### What you need to do
Quote the full listing word for word.

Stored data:
------------------------------------------------

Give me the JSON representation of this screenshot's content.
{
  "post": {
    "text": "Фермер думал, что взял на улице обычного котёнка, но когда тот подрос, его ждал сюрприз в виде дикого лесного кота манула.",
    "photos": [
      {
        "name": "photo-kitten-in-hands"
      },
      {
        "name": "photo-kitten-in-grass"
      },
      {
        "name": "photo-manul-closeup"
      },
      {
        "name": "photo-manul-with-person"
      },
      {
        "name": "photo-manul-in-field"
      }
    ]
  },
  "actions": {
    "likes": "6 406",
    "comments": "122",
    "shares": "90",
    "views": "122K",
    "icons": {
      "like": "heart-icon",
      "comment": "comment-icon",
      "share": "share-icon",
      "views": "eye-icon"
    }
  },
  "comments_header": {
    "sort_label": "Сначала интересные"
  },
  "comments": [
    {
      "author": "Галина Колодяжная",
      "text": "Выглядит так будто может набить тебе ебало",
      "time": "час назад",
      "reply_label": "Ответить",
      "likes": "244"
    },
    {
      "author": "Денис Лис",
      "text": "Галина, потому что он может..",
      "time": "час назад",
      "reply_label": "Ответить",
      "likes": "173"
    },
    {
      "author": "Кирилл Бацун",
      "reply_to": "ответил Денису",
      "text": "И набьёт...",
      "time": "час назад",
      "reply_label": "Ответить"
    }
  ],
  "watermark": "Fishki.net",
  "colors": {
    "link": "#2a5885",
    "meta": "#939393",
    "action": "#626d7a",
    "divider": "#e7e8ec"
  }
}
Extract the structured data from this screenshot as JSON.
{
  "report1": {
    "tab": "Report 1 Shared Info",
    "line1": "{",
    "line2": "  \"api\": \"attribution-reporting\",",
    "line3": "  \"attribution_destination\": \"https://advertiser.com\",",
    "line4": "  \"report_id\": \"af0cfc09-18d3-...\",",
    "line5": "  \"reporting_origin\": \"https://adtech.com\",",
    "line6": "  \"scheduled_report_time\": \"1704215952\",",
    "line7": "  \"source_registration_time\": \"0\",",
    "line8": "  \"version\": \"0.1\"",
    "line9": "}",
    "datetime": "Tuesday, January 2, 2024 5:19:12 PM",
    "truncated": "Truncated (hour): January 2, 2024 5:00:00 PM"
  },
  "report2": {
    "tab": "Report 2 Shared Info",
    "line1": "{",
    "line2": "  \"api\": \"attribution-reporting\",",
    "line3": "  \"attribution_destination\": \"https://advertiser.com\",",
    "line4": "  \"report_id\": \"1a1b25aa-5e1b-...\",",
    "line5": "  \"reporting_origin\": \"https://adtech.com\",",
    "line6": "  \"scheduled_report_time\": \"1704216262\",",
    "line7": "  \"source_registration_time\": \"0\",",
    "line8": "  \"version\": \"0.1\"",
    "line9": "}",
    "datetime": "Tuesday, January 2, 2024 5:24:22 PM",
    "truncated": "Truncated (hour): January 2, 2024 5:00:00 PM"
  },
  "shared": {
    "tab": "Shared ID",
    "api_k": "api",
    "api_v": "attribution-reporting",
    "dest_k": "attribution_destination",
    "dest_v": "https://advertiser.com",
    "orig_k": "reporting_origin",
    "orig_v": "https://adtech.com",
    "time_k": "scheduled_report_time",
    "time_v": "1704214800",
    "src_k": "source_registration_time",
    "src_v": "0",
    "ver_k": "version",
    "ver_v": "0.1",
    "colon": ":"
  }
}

------------------------------------------------

### Output of the exercise
Give me the JSON representation of this screenshot's content.
{
  "post": {
    "text": "Фермер думал, что взял на улице обычного котёнка, но когда тот подрос, его ждал сюрприз в виде дикого лесного кота манула.",
    "photos": [
      {
        "name": "photo-kitten-in-hands"
      },
      {
        "name": "photo-kitten-in-grass"
      },
      {
        "name": "photo-manul-closeup"
      },
      {
        "name": "photo-manul-with-person"
      },
      {
        "name": "photo-manul-in-field"
      }
    ]
  },
  "actions": {
    "likes": "6 406",
    "comments": "122",
    "shares": "90",
    "views": "122K",
    "icons": {
      "like": "heart-icon",
      "comment": "comment-icon",
      "share": "share-icon",
      "views": "eye-icon"
    }
  },
  "comments_header": {
    "sort_label": "Сначала интересные"
  },
  "comments": [
    {
      "author": "Галина Колодяжная",
      "text": "Выглядит так будто может набить тебе ебало",
      "time": "час назад",
      "reply_label": "Ответить",
      "likes": "244"
    },
    {
      "author": "Денис Лис",
      "text": "Галина, потому что он может..",
      "time": "час назад",
      "reply_label": "Ответить",
      "likes": "173"
    },
    {
      "author": "Кирилл Бацун",
      "reply_to": "ответил Денису",
      "text": "И набьёт...",
      "time": "час назад",
      "reply_label": "Ответить"
    }
  ],
  "watermark": "Fishki.net",
  "colors": {
    "link": "#2a5885",
    "meta": "#939393",
    "action": "#626d7a",
    "divider": "#e7e8ec"
  }
}
Extract the structured data from this screenshot as JSON.
{
  "report1": {
    "tab": "Report 1 Shared Info",
    "line1": "{",
    "line2": "  \"api\": \"attribution-reporting\",",
    "line3": "  \"attribution_destination\": \"https://advertiser.com\",",
    "line4": "  \"report_id\": \"af0cfc09-18d3-...\",",
    "line5": "  \"reporting_origin\": \"https://adtech.com\",",
    "line6": "  \"scheduled_report_time\": \"1704215952\",",
    "line7": "  \"source_registration_time\": \"0\",",
    "line8": "  \"version\": \"0.1\"",
    "line9": "}",
    "datetime": "Tuesday, January 2, 2024 5:19:12 PM",
    "truncated": "Truncated (hour): January 2, 2024 5:00:00 PM"
  },
  "report2": {
    "tab": "Report 2 Shared Info",
    "line1": "{",
    "line2": "  \"api\": \"attribution-reporting\",",
    "line3": "  \"attribution_destination\": \"https://advertiser.com\",",
    "line4": "  \"report_id\": \"1a1b25aa-5e1b-...\",",
    "line5": "  \"reporting_origin\": \"https://adtech.com\",",
    "line6": "  \"scheduled_report_time\": \"1704216262\",",
    "line7": "  \"source_registration_time\": \"0\",",
    "line8": "  \"version\": \"0.1\"",
    "line9": "}",
    "datetime": "Tuesday, January 2, 2024 5:24:22 PM",
    "truncated": "Truncated (hour): January 2, 2024 5:00:00 PM"
  },
  "shared": {
    "tab": "Shared ID",
    "api_k": "api",
    "api_v": "attribution-reporting",
    "dest_k": "attribution_destination",
    "dest_v": "https://advertiser.com",
    "orig_k": "reporting_origin",
    "orig_v": "https://adtech.com",
    "time_k": "scheduled_report_time",
    "time_v": "1704214800",
    "src_k": "source_registration_time",
    "src_v": "0",
    "ver_k": "version",
    "ver_v": "0.1",
    "colon": ":"
  }
}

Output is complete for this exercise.